_Rows_
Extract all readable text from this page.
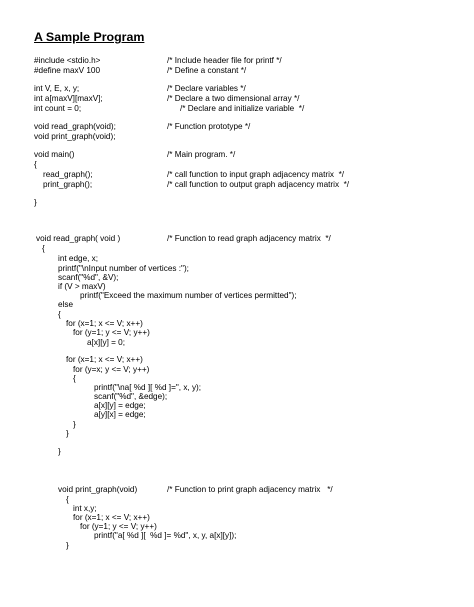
A Sample Program
#include <stdio.h>	/* Include header file for printf */
#define maxV 100	/* Define a constant */
int V, E, x, y;	/* Declare variables */
int a[maxV][maxV];	/* Declare a two dimensional array */
int count = 0;	/* Declare and initialize variable  */
void read_graph(void);	/* Function prototype */
void print_graph(void);
void main()	/* Main program. */
{
read_graph();	/* call function to input graph adjacency matrix  */
print_graph();	/* call function to output graph adjacency matrix  */
}
void read_graph( void )	/* Function to read graph adjacency matrix  */
{
int edge, x;
printf("\nInput number of vertices :");
scanf("%d", &V);
if (V > maxV)
printf("Exceed the maximum number of vertices permitted");
else
{
for (x=1; x <= V; x++)
for (y=1; y <= V; y++)
a[x][y] = 0;
for (x=1; x <= V; x++)
for (y=x; y <= V; y++)
{
printf("\na[ %d ][ %d ]=", x, y);
scanf("%d", &edge);
a[x][y] = edge;
a[y][x] = edge;
}
}
}
void print_graph(void)	/* Function to print graph adjacency matrix   */
{
int x,y;
for (x=1; x <= V; x++)
for (y=1; y <= V; y++)
printf("a[ %d ][  %d ]= %d", x, y, a[x][y]);
}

_Task description_
Extract from the data every line where "number" shows up.

_The response_
printf("\nInput number of vertices :");
printf("Exceed the maximum number of vertices permitted");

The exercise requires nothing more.